##### Input #####
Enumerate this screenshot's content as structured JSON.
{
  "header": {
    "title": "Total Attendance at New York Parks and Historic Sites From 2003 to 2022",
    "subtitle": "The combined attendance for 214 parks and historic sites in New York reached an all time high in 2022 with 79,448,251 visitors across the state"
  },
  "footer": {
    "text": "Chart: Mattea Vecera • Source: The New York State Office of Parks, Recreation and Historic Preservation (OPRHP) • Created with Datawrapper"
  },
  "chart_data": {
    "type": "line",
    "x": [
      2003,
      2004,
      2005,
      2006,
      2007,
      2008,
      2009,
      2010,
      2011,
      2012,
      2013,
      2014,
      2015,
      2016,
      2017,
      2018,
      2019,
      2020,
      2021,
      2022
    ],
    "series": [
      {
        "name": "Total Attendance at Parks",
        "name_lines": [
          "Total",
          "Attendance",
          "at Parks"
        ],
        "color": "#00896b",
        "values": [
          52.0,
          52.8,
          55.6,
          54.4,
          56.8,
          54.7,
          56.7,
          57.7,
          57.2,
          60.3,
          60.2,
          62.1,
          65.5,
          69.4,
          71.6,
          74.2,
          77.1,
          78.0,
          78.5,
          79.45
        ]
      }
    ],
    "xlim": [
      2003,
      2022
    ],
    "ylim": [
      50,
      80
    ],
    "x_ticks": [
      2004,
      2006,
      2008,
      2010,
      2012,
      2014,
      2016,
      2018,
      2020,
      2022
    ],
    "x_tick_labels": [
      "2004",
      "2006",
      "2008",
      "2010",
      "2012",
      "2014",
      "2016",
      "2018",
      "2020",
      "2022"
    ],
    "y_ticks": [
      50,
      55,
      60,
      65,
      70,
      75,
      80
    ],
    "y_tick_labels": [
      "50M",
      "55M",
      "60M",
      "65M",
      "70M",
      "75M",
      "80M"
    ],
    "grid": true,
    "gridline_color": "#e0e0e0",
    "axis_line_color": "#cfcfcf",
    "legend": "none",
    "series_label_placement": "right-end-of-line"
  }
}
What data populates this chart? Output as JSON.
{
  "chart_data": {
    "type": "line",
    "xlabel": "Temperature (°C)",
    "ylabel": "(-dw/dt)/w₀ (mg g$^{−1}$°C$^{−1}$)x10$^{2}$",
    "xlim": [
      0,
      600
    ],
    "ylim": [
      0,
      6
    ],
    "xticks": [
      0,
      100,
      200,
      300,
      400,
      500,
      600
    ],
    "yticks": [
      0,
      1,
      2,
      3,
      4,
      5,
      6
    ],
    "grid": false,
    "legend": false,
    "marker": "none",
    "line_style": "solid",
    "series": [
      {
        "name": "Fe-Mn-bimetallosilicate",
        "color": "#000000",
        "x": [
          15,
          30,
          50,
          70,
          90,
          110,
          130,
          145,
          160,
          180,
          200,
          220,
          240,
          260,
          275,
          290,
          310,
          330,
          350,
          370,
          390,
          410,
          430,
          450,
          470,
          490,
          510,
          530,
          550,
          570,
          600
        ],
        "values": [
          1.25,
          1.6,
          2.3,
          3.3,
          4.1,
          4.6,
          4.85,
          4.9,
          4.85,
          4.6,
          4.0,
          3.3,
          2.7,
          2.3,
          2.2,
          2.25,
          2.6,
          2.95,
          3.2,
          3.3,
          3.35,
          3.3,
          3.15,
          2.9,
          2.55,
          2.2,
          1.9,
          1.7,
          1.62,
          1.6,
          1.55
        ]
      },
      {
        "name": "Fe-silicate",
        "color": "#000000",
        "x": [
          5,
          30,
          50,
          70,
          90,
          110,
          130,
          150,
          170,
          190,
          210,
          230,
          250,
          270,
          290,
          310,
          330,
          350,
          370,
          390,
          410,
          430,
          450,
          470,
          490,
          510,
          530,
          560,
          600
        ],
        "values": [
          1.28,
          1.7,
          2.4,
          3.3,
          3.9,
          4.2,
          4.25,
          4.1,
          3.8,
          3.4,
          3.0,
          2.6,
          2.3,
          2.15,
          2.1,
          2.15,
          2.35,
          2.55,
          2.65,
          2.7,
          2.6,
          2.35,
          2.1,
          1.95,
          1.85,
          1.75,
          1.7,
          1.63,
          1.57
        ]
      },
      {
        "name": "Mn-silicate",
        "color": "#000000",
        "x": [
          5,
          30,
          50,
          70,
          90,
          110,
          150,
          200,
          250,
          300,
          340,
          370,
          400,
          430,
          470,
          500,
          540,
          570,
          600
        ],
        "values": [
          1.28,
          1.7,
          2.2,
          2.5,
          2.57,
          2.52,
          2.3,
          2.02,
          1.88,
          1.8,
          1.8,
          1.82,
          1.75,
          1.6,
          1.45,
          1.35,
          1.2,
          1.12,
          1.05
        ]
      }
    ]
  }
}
#####
# Requirements
Can you reproduce all the material exactly?

# Solved exercise
Enumerate this screenshot's content as structured JSON.
{
  "header": {
    "title": "Total Attendance at New York Parks and Historic Sites From 2003 to 2022",
    "subtitle": "The combined attendance for 214 parks and historic sites in New York reached an all time high in 2022 with 79,448,251 visitors across the state"
  },
  "footer": {
    "text": "Chart: Mattea Vecera • Source: The New York State Office of Parks, Recreation and Historic Preservation (OPRHP) • Created with Datawrapper"
  },
  "chart_data": {
    "type": "line",
    "x": [
      2003,
      2004,
      2005,
      2006,
      2007,
      2008,
      2009,
      2010,
      2011,
      2012,
      2013,
      2014,
      2015,
      2016,
      2017,
      2018,
      2019,
      2020,
      2021,
      2022
    ],
    "series": [
      {
        "name": "Total Attendance at Parks",
        "name_lines": [
          "Total",
          "Attendance",
          "at Parks"
        ],
        "color": "#00896b",
        "values": [
          52.0,
          52.8,
          55.6,
          54.4,
          56.8,
          54.7,
          56.7,
          57.7,
          57.2,
          60.3,
          60.2,
          62.1,
          65.5,
          69.4,
          71.6,
          74.2,
          77.1,
          78.0,
          78.5,
          79.45
        ]
      }
    ],
    "xlim": [
      2003,
      2022
    ],
    "ylim": [
      50,
      80
    ],
    "x_ticks": [
      2004,
      2006,
      2008,
      2010,
      2012,
      2014,
      2016,
      2018,
      2020,
      2022
    ],
    "x_tick_labels": [
      "2004",
      "2006",
      "2008",
      "2010",
      "2012",
      "2014",
      "2016",
      "2018",
      "2020",
      "2022"
    ],
    "y_ticks": [
      50,
      55,
      60,
      65,
      70,
      75,
      80
    ],
    "y_tick_labels": [
      "50M",
      "55M",
      "60M",
      "65M",
      "70M",
      "75M",
      "80M"
    ],
    "grid": true,
    "gridline_color": "#e0e0e0",
    "axis_line_color": "#cfcfcf",
    "legend": "none",
    "series_label_placement": "right-end-of-line"
  }
}
What data populates this chart? Output as JSON.
{
  "chart_data": {
    "type": "line",
    "xlabel": "Temperature (°C)",
    "ylabel": "(-dw/dt)/w₀ (mg g$^{−1}$°C$^{−1}$)x10$^{2}$",
    "xlim": [
      0,
      600
    ],
    "ylim": [
      0,
      6
    ],
    "xticks": [
      0,
      100,
      200,
      300,
      400,
      500,
      600
    ],
    "yticks": [
      0,
      1,
      2,
      3,
      4,
      5,
      6
    ],
    "grid": false,
    "legend": false,
    "marker": "none",
    "line_style": "solid",
    "series": [
      {
        "name": "Fe-Mn-bimetallosilicate",
        "color": "#000000",
        "x": [
          15,
          30,
          50,
          70,
          90,
          110,
          130,
          145,
          160,
          180,
          200,
          220,
          240,
          260,
          275,
          290,
          310,
          330,
          350,
          370,
          390,
          410,
          430,
          450,
          470,
          490,
          510,
          530,
          550,
          570,
          600
        ],
        "values": [
          1.25,
          1.6,
          2.3,
          3.3,
          4.1,
          4.6,
          4.85,
          4.9,
          4.85,
          4.6,
          4.0,
          3.3,
          2.7,
          2.3,
          2.2,
          2.25,
          2.6,
          2.95,
          3.2,
          3.3,
          3.35,
          3.3,
          3.15,
          2.9,
          2.55,
          2.2,
          1.9,
          1.7,
          1.62,
          1.6,
          1.55
        ]
      },
      {
        "name": "Fe-silicate",
        "color": "#000000",
        "x": [
          5,
          30,
          50,
          70,
          90,
          110,
          130,
          150,
          170,
          190,
          210,
          230,
          250,
          270,
          290,
          310,
          330,
          350,
          370,
          390,
          410,
          430,
          450,
          470,
          490,
          510,
          530,
          560,
          600
        ],
        "values": [
          1.28,
          1.7,
          2.4,
          3.3,
          3.9,
          4.2,
          4.25,
          4.1,
          3.8,
          3.4,
          3.0,
          2.6,
          2.3,
          2.15,
          2.1,
          2.15,
          2.35,
          2.55,
          2.65,
          2.7,
          2.6,
          2.35,
          2.1,
          1.95,
          1.85,
          1.75,
          1.7,
          1.63,
          1.57
        ]
      },
      {
        "name": "Mn-silicate",
        "color": "#000000",
        "x": [
          5,
          30,
          50,
          70,
          90,
          110,
          150,
          200,
          250,
          300,
          340,
          370,
          400,
          430,
          470,
          500,
          540,
          570,
          600
        ],
        "values": [
          1.28,
          1.7,
          2.2,
          2.5,
          2.57,
          2.52,
          2.3,
          2.02,
          1.88,
          1.8,
          1.8,
          1.82,
          1.75,
          1.6,
          1.45,
          1.35,
          1.2,
          1.12,
          1.05
        ]
      }
    ]
  }
}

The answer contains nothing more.